Did we discover oil too late in an era of electric cars?
By XN Iraki | April 23rd 2019
In 2012, Kenya discovered oil in Turkana region. There was a lot of excitement that finally, our economic fortunes would change and for the better.
We saw Kenya as the future Dubai or Norway, nations that invested proceeds from black gold for the next generation.
We did not want to see the oil curse espoused by some African and Latin American nations.
If you have been to the Middle East and seen the landscape punctuated by sand dunes and extreme weather, the discovery of oil in a similar terrain was not so surprising.
You don’t need to be a geologist. Oil seems to occur in very dry or very wet places like Niger Delta or under the sea.
Almost a decade later, we are yet to start making money from oil. We talk more about corruption than oil exploitation.
We are yet to start funding any major project like the standard gauge railway from oil cash.
Suppose oil revenues could fund our budget deficit? Oil exploration and exploitation is capital intensive.
No wonder our oil from discovery to current pumping is driven by big well capitalised mostly foreign firms with lots of experience elsewhere.
We had no capacity to exploit oil; even universities are just launching courses to address the skills in the petroleum industry.
Our failure to make money from oil begs the question; did we discover our oil too late?
Late, after other countries had discovered it and made their money. Would it have made a difference if oil was discovered in say 1966?
By the time we confirmed the presence of oil, Tesla’s first electric car had been on the road since 2008.

**Written exercise A**
Retype the stretch of the listing from the line containing "toc-page-number: 8 [808, 511, 822, 533]" through the line containing "toc-entry-1-1[interactable] [150, 256, 822, 284]", keeping every line as it stands.
**Written exercise B**
Extend the article on Kenya's oil discovery, picking up right after its last sentence.

**Given data**
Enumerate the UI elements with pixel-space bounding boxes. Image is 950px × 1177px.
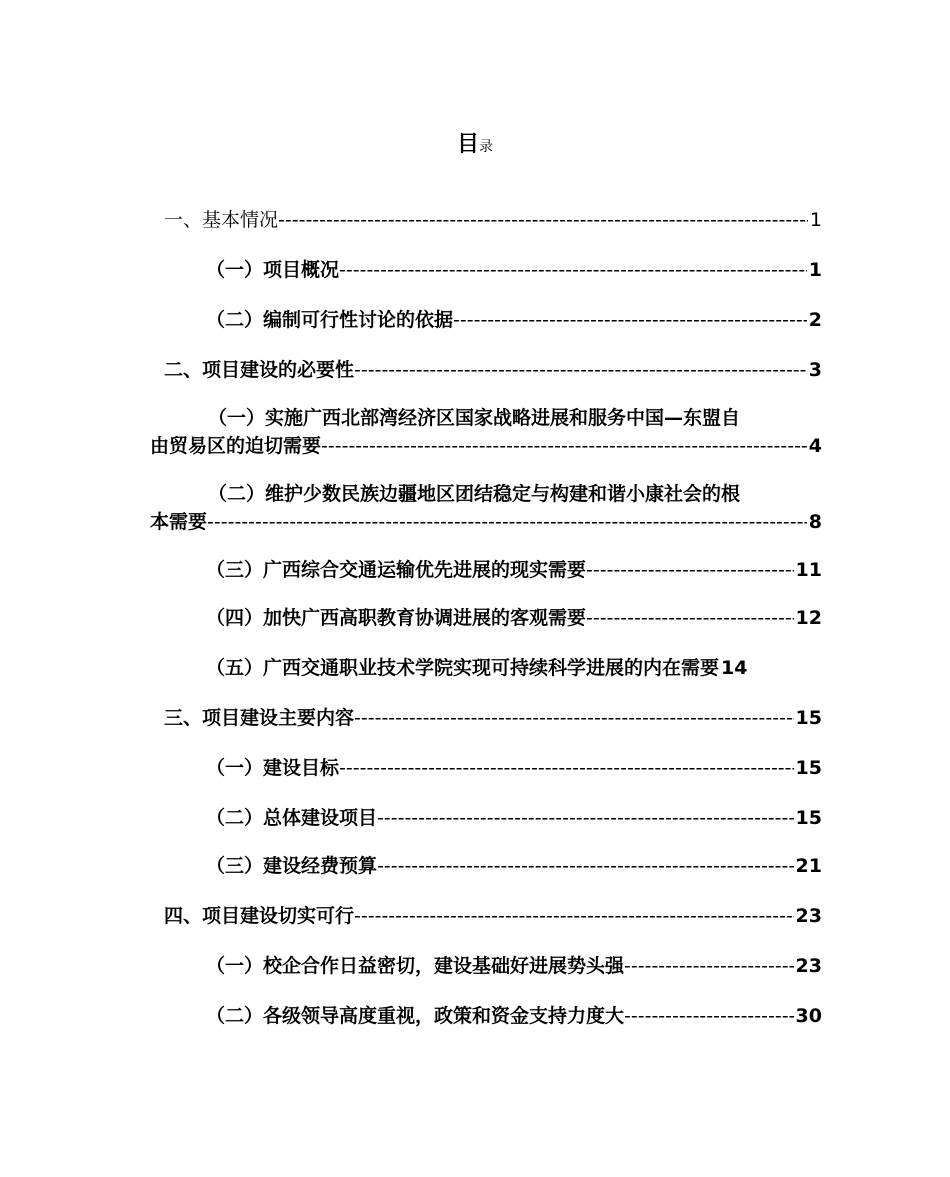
toc-page-number: 8 [808, 511, 822, 533]
toc-page-number: 15 [795, 807, 822, 829]
toc-page-number: 11 [795, 559, 822, 581]
toc-entry-label: （二）各级领导高度重视，政策和资金支持力度大 [206, 1005, 625, 1027]
toc-page-number: 12 [795, 607, 822, 629]
toc-entry-label: 三、项目建设主要内容 [164, 707, 355, 729]
toc-leader [339, 256, 807, 284]
toc-leader [207, 508, 807, 536]
toc-entry-4-2[interactable] [150, 1002, 822, 1030]
toc-entry-label: （二）总体建设项目 [206, 807, 378, 829]
toc-entry-2-4[interactable] [150, 604, 822, 632]
toc-entry-2-2[interactable] [150, 480, 822, 536]
toc-title [0, 130, 950, 162]
toc-page-number: 21 [795, 855, 822, 877]
toc-leader [624, 952, 794, 980]
toc-entry-label: （五）广西交通职业技术学院实现可持续科学进展的内在需要 [206, 657, 720, 679]
toc-entry-1-2[interactable] [150, 306, 822, 334]
toc-entry-2-3[interactable] [150, 556, 822, 584]
toc-page-number: 1 [809, 209, 822, 231]
toc-entry-2-1[interactable] [150, 404, 822, 460]
toc-page-number: 4 [808, 435, 822, 457]
toc-entry-label: （二）编制可行性讨论的依据 [206, 309, 454, 331]
toc-entry-label: 一、基本情况 [164, 209, 279, 231]
toc-leader [624, 1002, 794, 1030]
toc-page-number: 2 [808, 309, 822, 331]
toc-leader [377, 852, 794, 880]
toc-entry-label: （一）校企合作日益密切，建设基础好进展势头强 [206, 955, 625, 977]
toc-page-number: 23 [795, 955, 822, 977]
toc-entry-3-3[interactable] [150, 852, 822, 880]
toc-entry-1-1[interactable] [150, 256, 822, 284]
toc-entry-4[interactable] [150, 902, 822, 930]
toc-entry-label: （三）广西综合交通运输优先进展的现实需要 [206, 559, 587, 581]
toc-entry-label: 本需要 [150, 511, 208, 533]
toc-entry-line1: （一）实施广西北部湾经济区国家战略进展和服务中国—东盟自 [208, 407, 741, 429]
toc-leader [339, 754, 794, 782]
toc-page-number: 15 [795, 757, 822, 779]
toc-leader [354, 356, 807, 384]
toc-entry-label: （三）建设经费预算 [206, 855, 378, 877]
toc-leader [321, 432, 807, 460]
toc-leader [278, 206, 808, 234]
toc-page-number: 3 [808, 359, 822, 381]
toc-leader [586, 556, 794, 584]
toc-entry-label: （一）建设目标 [206, 757, 340, 779]
toc-page-number: 15 [795, 707, 822, 729]
toc-entry-3-2[interactable] [150, 804, 822, 832]
toc-entry-label: （一）项目概况 [206, 259, 340, 281]
toc-page-number: 23 [795, 905, 822, 927]
toc-page-number: 14 [721, 657, 748, 679]
toc-entry-4-1[interactable] [150, 952, 822, 980]
toc-entry-2[interactable] [150, 356, 822, 384]
toc-title-big: 目 [456, 132, 479, 157]
toc-leader [354, 704, 794, 732]
toc-leader [354, 902, 794, 930]
toc-leader [377, 804, 794, 832]
toc-page-number: 1 [808, 259, 822, 281]
toc-title-small: 录 [479, 139, 493, 155]
toc-entry-1[interactable] [150, 206, 822, 234]
toc-leader [453, 306, 807, 334]
toc-entry-label: 由贸易区的迫切需要 [150, 435, 322, 457]
toc-entry-label: 二、项目建设的必要性 [164, 359, 355, 381]
toc-entry-3[interactable] [150, 704, 822, 732]
toc-entry-label: 四、项目建设切实可行 [164, 905, 355, 927]
toc-entry-2-5[interactable] [150, 654, 822, 682]
toc-entry-line1: （二）维护少数民族边疆地区团结稳定与构建和谐小康社会的根 [208, 483, 741, 505]
toc-leader [586, 604, 794, 632]
toc-entry-3-1[interactable] [150, 754, 822, 782]
toc-entry-label: （四）加快广西高职教育协调进展的客观需要 [206, 607, 587, 629]
toc-page-number: 30 [795, 1005, 822, 1027]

**Reply A**
toc-page-number: 8 [808, 511, 822, 533]
toc-page-number: 15 [795, 807, 822, 829]
toc-page-number: 11 [795, 559, 822, 581]
toc-entry-label: （二）各级领导高度重视，政策和资金支持力度大 [206, 1005, 625, 1027]
toc-page-number: 12 [795, 607, 822, 629]
toc-entry-label: 三、项目建设主要内容 [164, 707, 355, 729]
toc-leader [339, 256, 807, 284]
toc-leader [207, 508, 807, 536]
toc-entry-4-2[interactable] [150, 1002, 822, 1030]
toc-entry-label: （二）总体建设项目 [206, 807, 378, 829]
toc-entry-2-4[interactable] [150, 604, 822, 632]
toc-entry-2-2[interactable] [150, 480, 822, 536]
toc-title [0, 130, 950, 162]
toc-page-number: 21 [795, 855, 822, 877]
toc-leader [624, 952, 794, 980]
toc-entry-label: （五）广西交通职业技术学院实现可持续科学进展的内在需要 [206, 657, 720, 679]
toc-entry-1-2[interactable] [150, 306, 822, 334]
toc-entry-2-3[interactable] [150, 556, 822, 584]
toc-page-number: 1 [809, 209, 822, 231]
toc-entry-2-1[interactable] [150, 404, 822, 460]
toc-page-number: 4 [808, 435, 822, 457]
toc-entry-label: （二）编制可行性讨论的依据 [206, 309, 454, 331]
toc-entry-label: 一、基本情况 [164, 209, 279, 231]
toc-leader [624, 1002, 794, 1030]
toc-page-number: 2 [808, 309, 822, 331]
toc-leader [377, 852, 794, 880]
toc-entry-label: （一）校企合作日益密切，建设基础好进展势头强 [206, 955, 625, 977]
toc-page-number: 23 [795, 955, 822, 977]
toc-entry-3-3[interactable] [150, 852, 822, 880]
toc-entry-1-1[interactable] [150, 256, 822, 284]

**Reply B**
Electric cars might not be mainstream soon, but we know they could sound a death knell for the internal combustion engine which has dominated transport for the last 100 years. The new car technology is a big threat to oil and its price.
Should we start divesting in the oil and petrochemical industries?
Does the proposed flotation of ARAMCO, the big Saudi Arabian petrochemical firm give a hint on the future of oil-based industries? Was it a diversification strategy?
By the time we discovered oil, a climatic change which has been blamed on fossil fuels was a big issue. Oil is the king of fossil fuels. To counter the effects of climatic change, everyone is talking of green energy sources from wind to solar.
Only Trump is for fossil fuels for political reasons. Lots of his voters are in the coal-producing regions like the Appalachians.
The other evidence that it was the wrong time to discover our oil is the price came down though it has a rebound.
We had even closed our oil refinery, just when we needed it.
Such low prices make it uneconomic to produce oil. Oil is cheapest to produce in the Middle East but expensive in the USA and Canada where fracking is common. What of Tullow’s in Northern Kenya?
Electric cars and climatic change will make oil unattractive just when we got it.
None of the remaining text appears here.